--- BEGIN Extracted entries ---

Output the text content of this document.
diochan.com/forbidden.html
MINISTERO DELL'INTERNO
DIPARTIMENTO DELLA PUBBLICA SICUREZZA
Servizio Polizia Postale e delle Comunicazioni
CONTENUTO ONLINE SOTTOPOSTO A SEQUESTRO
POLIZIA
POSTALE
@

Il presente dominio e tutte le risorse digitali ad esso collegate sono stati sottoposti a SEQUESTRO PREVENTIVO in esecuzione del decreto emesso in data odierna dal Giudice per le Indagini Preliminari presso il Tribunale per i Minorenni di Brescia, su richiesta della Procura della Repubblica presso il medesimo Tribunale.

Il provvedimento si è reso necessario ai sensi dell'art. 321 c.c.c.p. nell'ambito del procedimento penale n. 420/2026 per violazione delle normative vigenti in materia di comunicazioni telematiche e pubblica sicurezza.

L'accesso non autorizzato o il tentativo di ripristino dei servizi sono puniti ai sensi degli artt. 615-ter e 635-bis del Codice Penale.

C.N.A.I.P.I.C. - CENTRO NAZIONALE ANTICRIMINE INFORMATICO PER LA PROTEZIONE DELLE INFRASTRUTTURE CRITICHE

--- END Extracted entries ---

Task description » Determine how many lines of the listing above include the word "sono", and report that number only.

Output of the exercise » 2